YOUR GOAL: The records should be repeated word for word, pictures excluded.

======== DATA PROVIDED

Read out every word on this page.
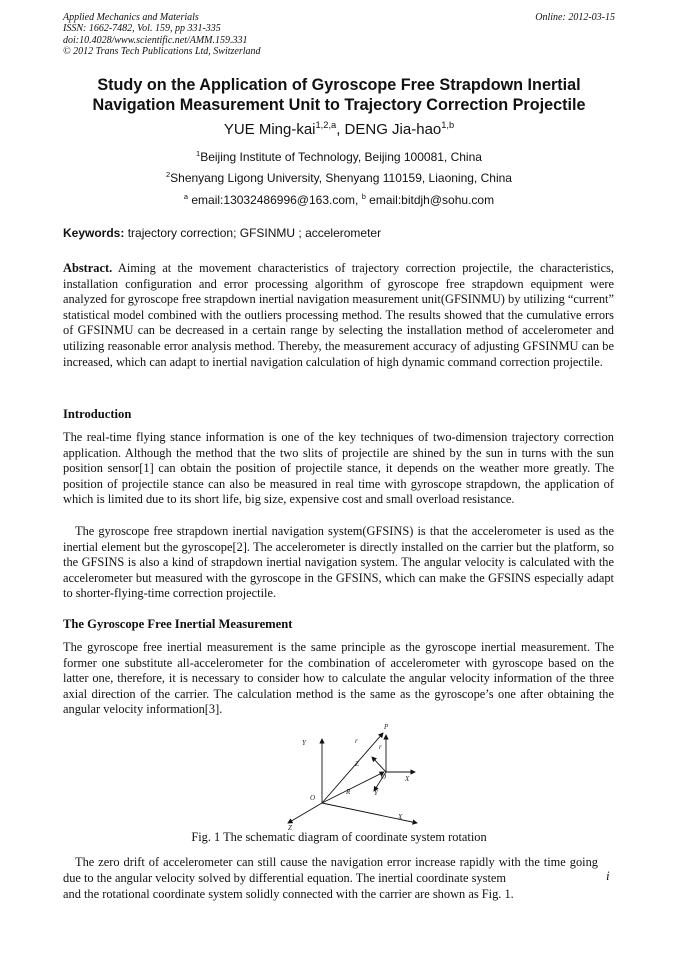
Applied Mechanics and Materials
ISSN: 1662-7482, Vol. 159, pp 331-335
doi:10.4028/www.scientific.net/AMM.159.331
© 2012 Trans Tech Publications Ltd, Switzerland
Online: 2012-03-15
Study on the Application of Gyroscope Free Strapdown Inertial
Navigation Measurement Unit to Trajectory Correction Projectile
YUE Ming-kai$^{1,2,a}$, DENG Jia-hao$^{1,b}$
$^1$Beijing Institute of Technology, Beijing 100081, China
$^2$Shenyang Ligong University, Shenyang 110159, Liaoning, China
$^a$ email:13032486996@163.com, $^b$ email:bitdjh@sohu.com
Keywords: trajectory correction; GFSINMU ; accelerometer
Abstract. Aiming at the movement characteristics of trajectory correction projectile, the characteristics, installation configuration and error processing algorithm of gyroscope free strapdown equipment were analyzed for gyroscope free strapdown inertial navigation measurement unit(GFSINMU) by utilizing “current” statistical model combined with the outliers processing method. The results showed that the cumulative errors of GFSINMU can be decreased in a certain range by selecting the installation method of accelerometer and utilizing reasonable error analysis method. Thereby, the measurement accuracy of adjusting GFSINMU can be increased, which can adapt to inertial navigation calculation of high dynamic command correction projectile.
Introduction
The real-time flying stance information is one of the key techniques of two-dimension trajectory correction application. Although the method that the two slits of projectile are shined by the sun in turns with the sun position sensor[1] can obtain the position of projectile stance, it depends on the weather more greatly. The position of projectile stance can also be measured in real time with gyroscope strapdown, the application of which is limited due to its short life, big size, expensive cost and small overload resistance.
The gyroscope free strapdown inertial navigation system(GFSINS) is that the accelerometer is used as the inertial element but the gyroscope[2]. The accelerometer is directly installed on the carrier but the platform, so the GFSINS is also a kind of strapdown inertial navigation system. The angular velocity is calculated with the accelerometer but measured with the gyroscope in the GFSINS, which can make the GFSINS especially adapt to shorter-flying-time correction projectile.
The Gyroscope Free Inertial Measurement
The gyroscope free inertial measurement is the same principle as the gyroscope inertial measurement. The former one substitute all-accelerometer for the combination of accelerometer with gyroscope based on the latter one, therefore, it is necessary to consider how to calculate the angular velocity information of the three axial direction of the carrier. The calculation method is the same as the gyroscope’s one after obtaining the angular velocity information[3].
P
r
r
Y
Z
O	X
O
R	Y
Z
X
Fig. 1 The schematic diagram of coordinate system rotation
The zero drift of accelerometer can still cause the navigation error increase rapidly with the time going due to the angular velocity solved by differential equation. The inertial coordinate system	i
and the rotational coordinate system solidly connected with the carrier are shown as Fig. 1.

================

THE COMPLETED TASK:
Read out every word on this page.
Applied Mechanics and Materials
ISSN: 1662-7482, Vol. 159, pp 331-335
doi:10.4028/www.scientific.net/AMM.159.331
© 2012 Trans Tech Publications Ltd, Switzerland
Online: 2012-03-15
Study on the Application of Gyroscope Free Strapdown Inertial
Navigation Measurement Unit to Trajectory Correction Projectile
YUE Ming-kai$^{1,2,a}$, DENG Jia-hao$^{1,b}$
$^1$Beijing Institute of Technology, Beijing 100081, China
$^2$Shenyang Ligong University, Shenyang 110159, Liaoning, China
$^a$ email:13032486996@163.com, $^b$ email:bitdjh@sohu.com
Keywords: trajectory correction; GFSINMU ; accelerometer
Abstract. Aiming at the movement characteristics of trajectory correction projectile, the characteristics, installation configuration and error processing algorithm of gyroscope free strapdown equipment were analyzed for gyroscope free strapdown inertial navigation measurement unit(GFSINMU) by utilizing “current” statistical model combined with the outliers processing method. The results showed that the cumulative errors of GFSINMU can be decreased in a certain range by selecting the installation method of accelerometer and utilizing reasonable error analysis method. Thereby, the measurement accuracy of adjusting GFSINMU can be increased, which can adapt to inertial navigation calculation of high dynamic command correction projectile.
Introduction
The real-time flying stance information is one of the key techniques of two-dimension trajectory correction application. Although the method that the two slits of projectile are shined by the sun in turns with the sun position sensor[1] can obtain the position of projectile stance, it depends on the weather more greatly. The position of projectile stance can also be measured in real time with gyroscope strapdown, the application of which is limited due to its short life, big size, expensive cost and small overload resistance.
The gyroscope free strapdown inertial navigation system(GFSINS) is that the accelerometer is used as the inertial element but the gyroscope[2]. The accelerometer is directly installed on the carrier but the platform, so the GFSINS is also a kind of strapdown inertial navigation system. The angular velocity is calculated with the accelerometer but measured with the gyroscope in the GFSINS, which can make the GFSINS especially adapt to shorter-flying-time correction projectile.
The Gyroscope Free Inertial Measurement
The gyroscope free inertial measurement is the same principle as the gyroscope inertial measurement. The former one substitute all-accelerometer for the combination of accelerometer with gyroscope based on the latter one, therefore, it is necessary to consider how to calculate the angular velocity information of the three axial direction of the carrier. The calculation method is the same as the gyroscope’s one after obtaining the angular velocity information[3].
P
r
r
Y
Z
O	X
O
R	Y
Z
X
Fig. 1 The schematic diagram of coordinate system rotation
The zero drift of accelerometer can still cause the navigation error increase rapidly with the time going due to the angular velocity solved by differential equation. The inertial coordinate system	i
and the rotational coordinate system solidly connected with the carrier are shown as Fig. 1.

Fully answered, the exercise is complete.